§ **Records for this task**:
*-*-*

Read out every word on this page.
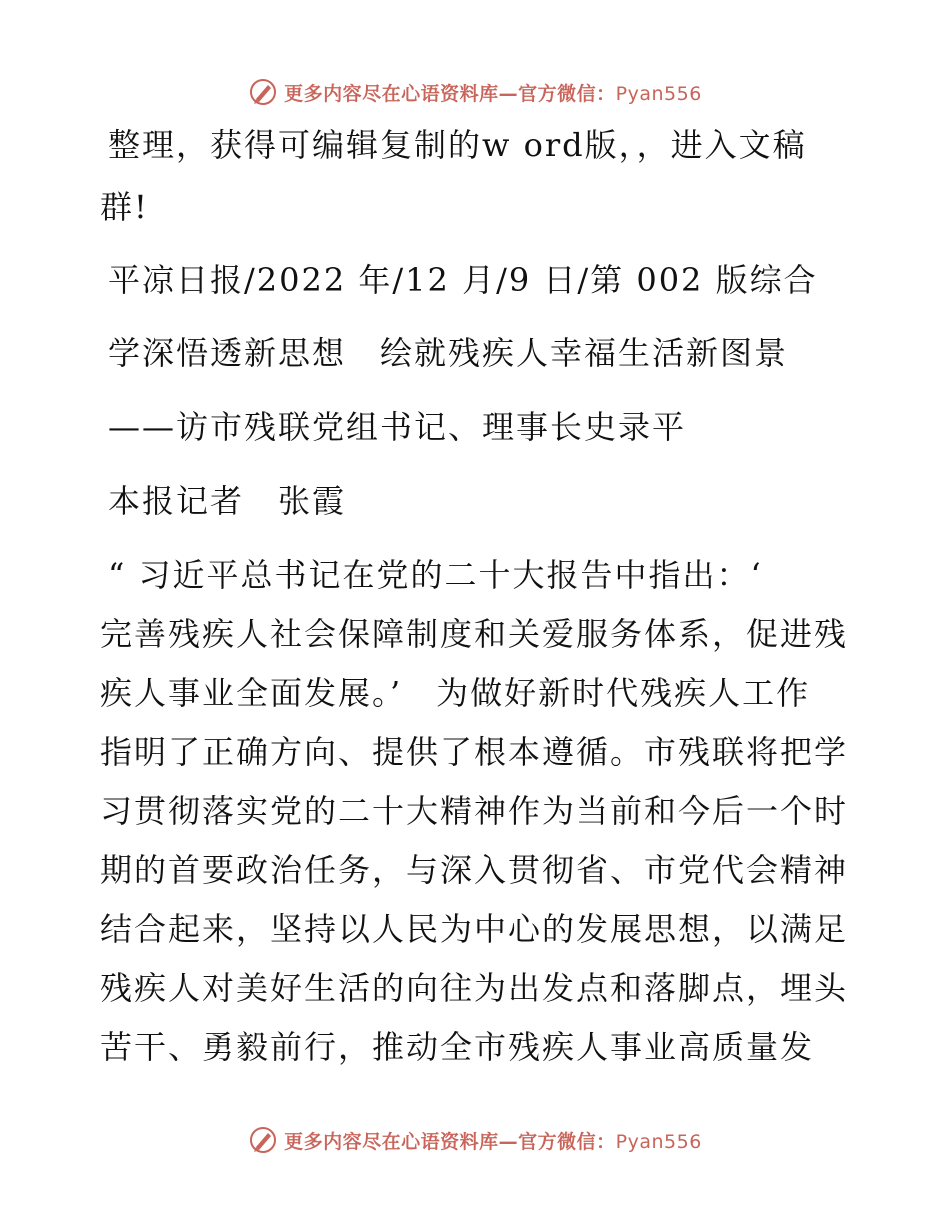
更多内容尽在心语资料库—官方微信：Pyan556
整理，获得可编辑复制的w ord版，，进入文稿
群!
平凉日报/2022 年/12 月/9 日/第 002 版综合
学深悟透新思想　绘就残疾人幸福生活新图景
——访市残联党组书记、理事长史录平
本报记者　张霞
“ 习近平总书记在党的二十大报告中指出：‘
完善残疾人社会保障制度和关爱服务体系，促进残
疾人事业全面发展。’　为做好新时代残疾人工作
指明了正确方向、提供了根本遵循。市残联将把学
习贯彻落实党的二十大精神作为当前和今后一个时
期的首要政治任务，与深入贯彻省、市党代会精神
结合起来，坚持以人民为中心的发展思想，以满足
残疾人对美好生活的向往为出发点和落脚点，埋头
苦干、勇毅前行，推动全市残疾人事业高质量发
更多内容尽在心语资料库—官方微信：Pyan556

*-*-*

§ **Task details**: Leave out the pictures and output the rest of the material exactly as written.

§ **Task output**:
Read out every word on this page.
更多内容尽在心语资料库—官方微信：Pyan556
整理，获得可编辑复制的w ord版，，进入文稿
群!
平凉日报/2022 年/12 月/9 日/第 002 版综合
学深悟透新思想　绘就残疾人幸福生活新图景
——访市残联党组书记、理事长史录平
本报记者　张霞
“ 习近平总书记在党的二十大报告中指出：‘
完善残疾人社会保障制度和关爱服务体系，促进残
疾人事业全面发展。’　为做好新时代残疾人工作
指明了正确方向、提供了根本遵循。市残联将把学
习贯彻落实党的二十大精神作为当前和今后一个时
期的首要政治任务，与深入贯彻省、市党代会精神
结合起来，坚持以人民为中心的发展思想，以满足
残疾人对美好生活的向往为出发点和落脚点，埋头
苦干、勇毅前行，推动全市残疾人事业高质量发
更多内容尽在心语资料库—官方微信：Pyan556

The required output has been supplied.